Copy out the listing in full, exactly as written, but not its pictures.

#### [DATA EXCERPTS]
_ _ _
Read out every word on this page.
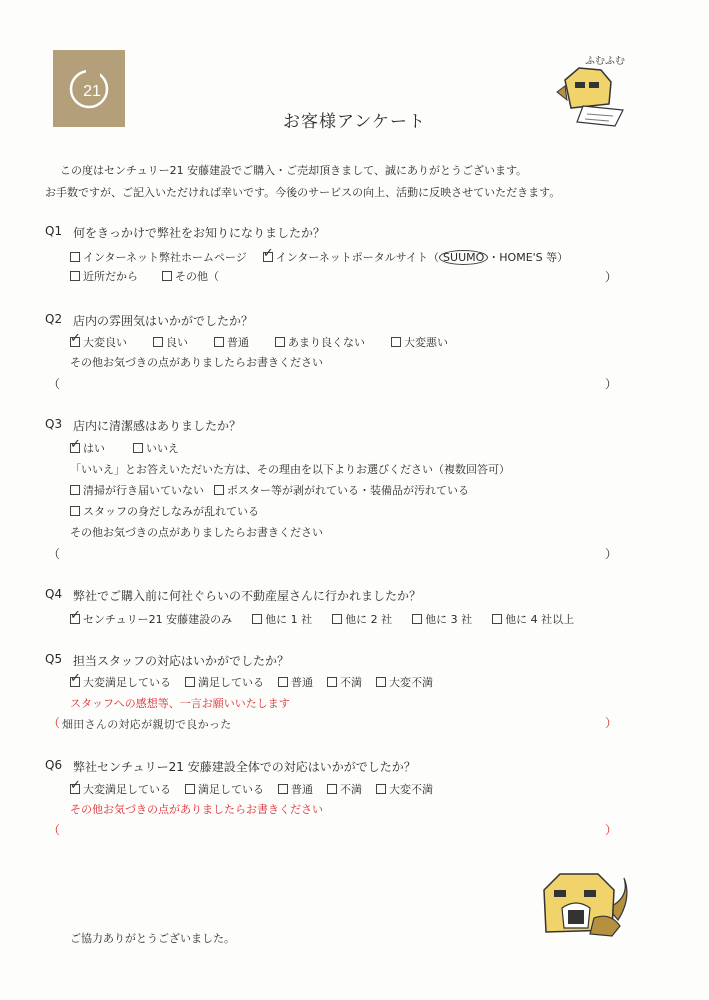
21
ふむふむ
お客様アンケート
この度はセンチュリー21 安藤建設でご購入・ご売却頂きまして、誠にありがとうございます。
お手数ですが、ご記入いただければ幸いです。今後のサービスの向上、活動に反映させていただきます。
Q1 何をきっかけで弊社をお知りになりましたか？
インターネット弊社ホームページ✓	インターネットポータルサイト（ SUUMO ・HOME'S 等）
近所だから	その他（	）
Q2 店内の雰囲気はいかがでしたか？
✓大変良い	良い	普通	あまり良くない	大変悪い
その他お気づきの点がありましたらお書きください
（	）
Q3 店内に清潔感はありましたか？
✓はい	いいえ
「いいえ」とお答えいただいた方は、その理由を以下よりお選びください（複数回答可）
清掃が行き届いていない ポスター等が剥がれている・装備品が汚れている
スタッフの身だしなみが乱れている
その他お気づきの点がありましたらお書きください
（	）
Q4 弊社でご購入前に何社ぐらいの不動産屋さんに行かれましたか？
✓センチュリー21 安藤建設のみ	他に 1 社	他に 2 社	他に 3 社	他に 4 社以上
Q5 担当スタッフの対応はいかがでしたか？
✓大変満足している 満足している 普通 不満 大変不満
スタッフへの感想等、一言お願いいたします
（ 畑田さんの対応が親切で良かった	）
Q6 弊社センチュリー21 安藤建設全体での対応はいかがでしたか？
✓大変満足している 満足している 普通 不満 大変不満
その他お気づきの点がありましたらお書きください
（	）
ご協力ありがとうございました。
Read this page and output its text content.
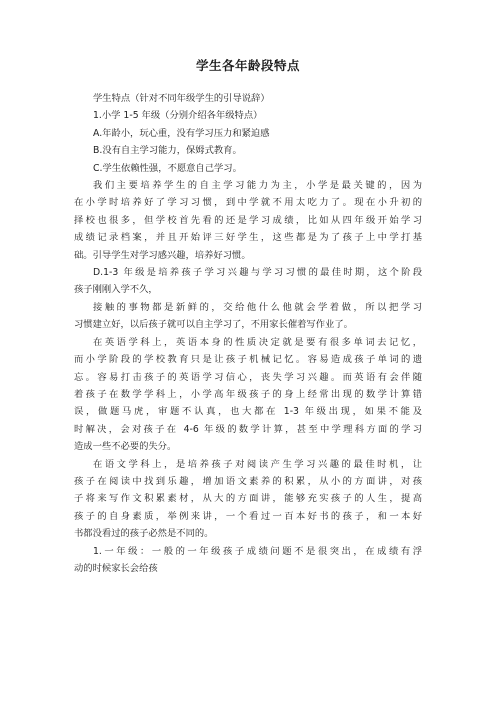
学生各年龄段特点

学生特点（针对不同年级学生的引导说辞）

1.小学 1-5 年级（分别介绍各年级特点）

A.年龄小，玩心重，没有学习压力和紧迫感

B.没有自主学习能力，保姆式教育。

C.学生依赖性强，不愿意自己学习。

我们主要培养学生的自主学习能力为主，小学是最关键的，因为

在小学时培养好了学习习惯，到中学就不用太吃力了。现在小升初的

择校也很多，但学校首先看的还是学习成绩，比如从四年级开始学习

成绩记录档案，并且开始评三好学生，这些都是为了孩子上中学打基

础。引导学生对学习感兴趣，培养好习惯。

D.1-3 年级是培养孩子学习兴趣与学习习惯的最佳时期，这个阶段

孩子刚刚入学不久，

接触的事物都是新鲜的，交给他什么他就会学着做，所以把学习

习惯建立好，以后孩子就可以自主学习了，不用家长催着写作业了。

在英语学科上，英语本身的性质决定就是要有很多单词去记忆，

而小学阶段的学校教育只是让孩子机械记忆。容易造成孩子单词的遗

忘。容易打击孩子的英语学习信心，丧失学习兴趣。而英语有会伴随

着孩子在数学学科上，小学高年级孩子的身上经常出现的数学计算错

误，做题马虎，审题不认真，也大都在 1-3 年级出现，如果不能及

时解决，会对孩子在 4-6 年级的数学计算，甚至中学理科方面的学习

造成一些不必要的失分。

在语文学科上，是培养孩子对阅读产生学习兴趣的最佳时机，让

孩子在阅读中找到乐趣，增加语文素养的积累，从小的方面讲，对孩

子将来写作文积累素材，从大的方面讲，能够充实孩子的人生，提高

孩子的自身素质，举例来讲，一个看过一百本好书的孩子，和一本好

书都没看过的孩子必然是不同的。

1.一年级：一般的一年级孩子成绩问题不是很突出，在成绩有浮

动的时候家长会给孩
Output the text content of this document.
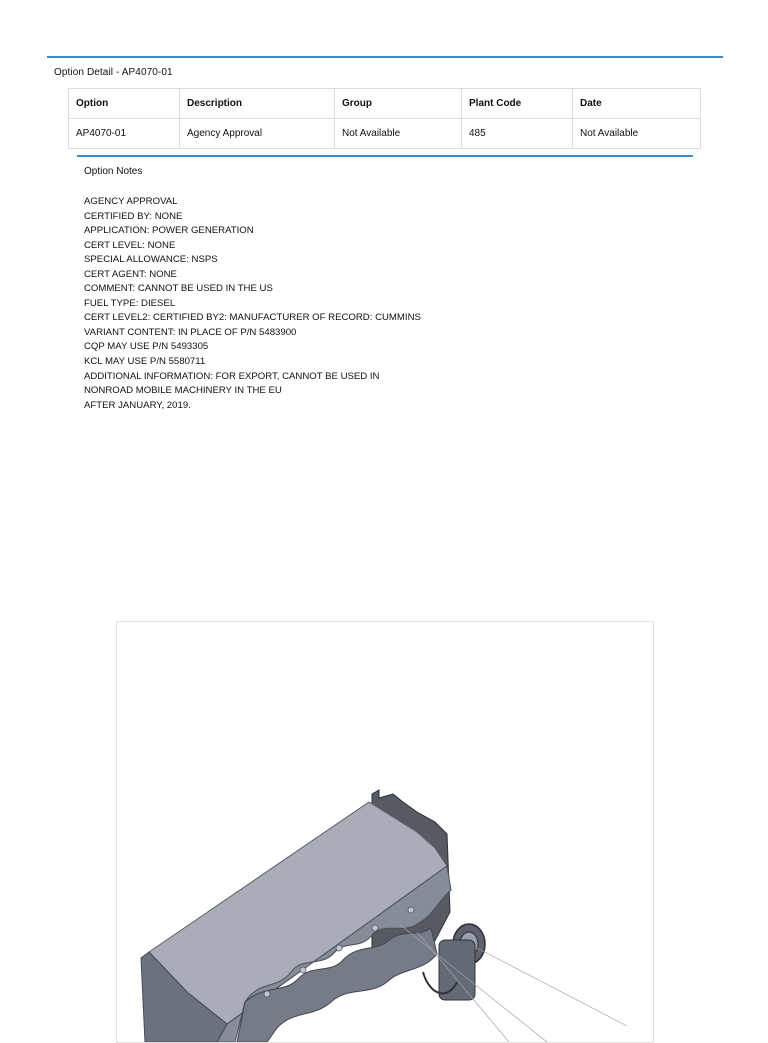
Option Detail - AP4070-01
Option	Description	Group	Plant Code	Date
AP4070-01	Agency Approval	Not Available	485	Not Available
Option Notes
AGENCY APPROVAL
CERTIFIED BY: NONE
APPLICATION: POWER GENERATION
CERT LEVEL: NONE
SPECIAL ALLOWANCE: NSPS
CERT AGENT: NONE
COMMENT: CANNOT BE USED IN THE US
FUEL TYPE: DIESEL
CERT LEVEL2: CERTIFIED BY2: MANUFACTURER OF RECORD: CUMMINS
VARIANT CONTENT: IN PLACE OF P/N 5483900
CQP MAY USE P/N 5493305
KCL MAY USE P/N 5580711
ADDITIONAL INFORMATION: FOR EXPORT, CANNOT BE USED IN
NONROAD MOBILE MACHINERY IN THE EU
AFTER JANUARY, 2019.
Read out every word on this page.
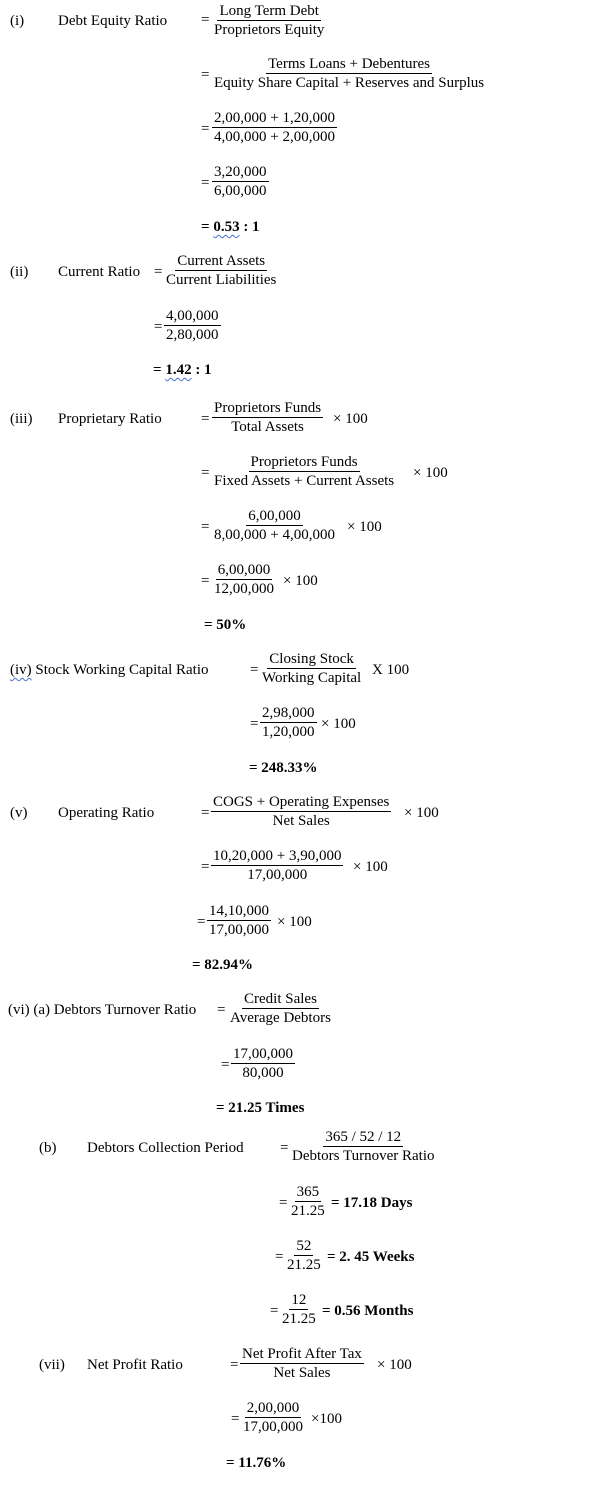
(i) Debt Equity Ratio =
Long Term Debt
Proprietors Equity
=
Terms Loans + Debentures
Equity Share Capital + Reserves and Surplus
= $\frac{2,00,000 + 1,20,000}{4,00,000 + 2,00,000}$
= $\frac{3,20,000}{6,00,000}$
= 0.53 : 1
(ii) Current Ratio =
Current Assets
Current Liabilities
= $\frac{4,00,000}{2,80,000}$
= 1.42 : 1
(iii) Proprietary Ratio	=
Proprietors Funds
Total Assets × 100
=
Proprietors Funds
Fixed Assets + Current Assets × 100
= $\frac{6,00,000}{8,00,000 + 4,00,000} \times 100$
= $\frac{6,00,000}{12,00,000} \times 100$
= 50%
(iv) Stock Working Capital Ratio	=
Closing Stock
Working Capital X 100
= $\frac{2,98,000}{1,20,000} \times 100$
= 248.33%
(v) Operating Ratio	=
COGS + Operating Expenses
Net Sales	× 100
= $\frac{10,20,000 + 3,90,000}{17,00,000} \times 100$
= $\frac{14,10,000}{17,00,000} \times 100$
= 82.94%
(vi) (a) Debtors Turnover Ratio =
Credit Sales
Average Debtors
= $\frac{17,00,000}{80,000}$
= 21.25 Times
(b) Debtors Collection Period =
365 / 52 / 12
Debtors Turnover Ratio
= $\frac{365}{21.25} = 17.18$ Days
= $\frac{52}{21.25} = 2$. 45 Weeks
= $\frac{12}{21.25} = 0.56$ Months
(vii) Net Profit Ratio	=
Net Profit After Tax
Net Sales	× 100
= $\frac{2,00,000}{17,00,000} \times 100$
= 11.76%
_ _ _
#### [RESULT BELOW]
Read out every word on this page.
21
ふむふむ
お客様アンケート
この度はセンチュリー21 安藤建設でご購入・ご売却頂きまして、誠にありがとうございます。
お手数ですが、ご記入いただければ幸いです。今後のサービスの向上、活動に反映させていただきます。
Q1 何をきっかけで弊社をお知りになりましたか？
インターネット弊社ホームページ✓	インターネットポータルサイト（ SUUMO ・HOME'S 等）
近所だから	その他（	）
Q2 店内の雰囲気はいかがでしたか？
✓大変良い	良い	普通	あまり良くない	大変悪い
その他お気づきの点がありましたらお書きください
（	）
Q3 店内に清潔感はありましたか？
✓はい	いいえ
「いいえ」とお答えいただいた方は、その理由を以下よりお選びください（複数回答可）
清掃が行き届いていない ポスター等が剥がれている・装備品が汚れている
スタッフの身だしなみが乱れている
その他お気づきの点がありましたらお書きください
（	）
Q4 弊社でご購入前に何社ぐらいの不動産屋さんに行かれましたか？
✓センチュリー21 安藤建設のみ	他に 1 社	他に 2 社	他に 3 社	他に 4 社以上
Q5 担当スタッフの対応はいかがでしたか？
✓大変満足している 満足している 普通 不満 大変不満
スタッフへの感想等、一言お願いいたします
（ 畑田さんの対応が親切で良かった	）
Q6 弊社センチュリー21 安藤建設全体での対応はいかがでしたか？
✓大変満足している 満足している 普通 不満 大変不満
その他お気づきの点がありましたらお書きください
（	）
ご協力ありがとうございました。
Read this page and output its text content.
学生各年龄段特点

学生特点（针对不同年级学生的引导说辞）

1.小学 1-5 年级（分别介绍各年级特点）

A.年龄小，玩心重，没有学习压力和紧迫感

B.没有自主学习能力，保姆式教育。

C.学生依赖性强，不愿意自己学习。

我们主要培养学生的自主学习能力为主，小学是最关键的，因为

在小学时培养好了学习习惯，到中学就不用太吃力了。现在小升初的

择校也很多，但学校首先看的还是学习成绩，比如从四年级开始学习

成绩记录档案，并且开始评三好学生，这些都是为了孩子上中学打基

础。引导学生对学习感兴趣，培养好习惯。

D.1-3 年级是培养孩子学习兴趣与学习习惯的最佳时期，这个阶段

孩子刚刚入学不久，

接触的事物都是新鲜的，交给他什么他就会学着做，所以把学习

习惯建立好，以后孩子就可以自主学习了，不用家长催着写作业了。

在英语学科上，英语本身的性质决定就是要有很多单词去记忆，

而小学阶段的学校教育只是让孩子机械记忆。容易造成孩子单词的遗

忘。容易打击孩子的英语学习信心，丧失学习兴趣。而英语有会伴随

着孩子在数学学科上，小学高年级孩子的身上经常出现的数学计算错

误，做题马虎，审题不认真，也大都在 1-3 年级出现，如果不能及

时解决，会对孩子在 4-6 年级的数学计算，甚至中学理科方面的学习

造成一些不必要的失分。

在语文学科上，是培养孩子对阅读产生学习兴趣的最佳时机，让

孩子在阅读中找到乐趣，增加语文素养的积累，从小的方面讲，对孩

子将来写作文积累素材，从大的方面讲，能够充实孩子的人生，提高

孩子的自身素质，举例来讲，一个看过一百本好书的孩子，和一本好

书都没看过的孩子必然是不同的。

1.一年级：一般的一年级孩子成绩问题不是很突出，在成绩有浮

动的时候家长会给孩
Output the text content of this document.
Option Detail - AP4070-01
Option	Description	Group	Plant Code	Date
AP4070-01	Agency Approval	Not Available	485	Not Available
Option Notes
AGENCY APPROVAL
CERTIFIED BY: NONE
APPLICATION: POWER GENERATION
CERT LEVEL: NONE
SPECIAL ALLOWANCE: NSPS
CERT AGENT: NONE
COMMENT: CANNOT BE USED IN THE US
FUEL TYPE: DIESEL
CERT LEVEL2: CERTIFIED BY2: MANUFACTURER OF RECORD: CUMMINS
VARIANT CONTENT: IN PLACE OF P/N 5483900
CQP MAY USE P/N 5493305
KCL MAY USE P/N 5580711
ADDITIONAL INFORMATION: FOR EXPORT, CANNOT BE USED IN
NONROAD MOBILE MACHINERY IN THE EU
AFTER JANUARY, 2019.
Read out every word on this page.
(i) Debt Equity Ratio =
Long Term Debt
Proprietors Equity
=
Terms Loans + Debentures
Equity Share Capital + Reserves and Surplus
= $\frac{2,00,000 + 1,20,000}{4,00,000 + 2,00,000}$
= $\frac{3,20,000}{6,00,000}$
= 0.53 : 1
(ii) Current Ratio =
Current Assets
Current Liabilities
= $\frac{4,00,000}{2,80,000}$
= 1.42 : 1
(iii) Proprietary Ratio	=
Proprietors Funds
Total Assets × 100
=
Proprietors Funds
Fixed Assets + Current Assets × 100
= $\frac{6,00,000}{8,00,000 + 4,00,000} \times 100$
= $\frac{6,00,000}{12,00,000} \times 100$
= 50%
(iv) Stock Working Capital Ratio	=
Closing Stock
Working Capital X 100
= $\frac{2,98,000}{1,20,000} \times 100$
= 248.33%
(v) Operating Ratio	=
COGS + Operating Expenses
Net Sales	× 100
= $\frac{10,20,000 + 3,90,000}{17,00,000} \times 100$
= $\frac{14,10,000}{17,00,000} \times 100$
= 82.94%
(vi) (a) Debtors Turnover Ratio =
Credit Sales
Average Debtors
= $\frac{17,00,000}{80,000}$
= 21.25 Times
(b) Debtors Collection Period =
365 / 52 / 12
Debtors Turnover Ratio
= $\frac{365}{21.25} = 17.18$ Days
= $\frac{52}{21.25} = 2$. 45 Weeks
= $\frac{12}{21.25} = 0.56$ Months
(vii) Net Profit Ratio	=
Net Profit After Tax
Net Sales	× 100
= $\frac{2,00,000}{17,00,000} \times 100$
= 11.76%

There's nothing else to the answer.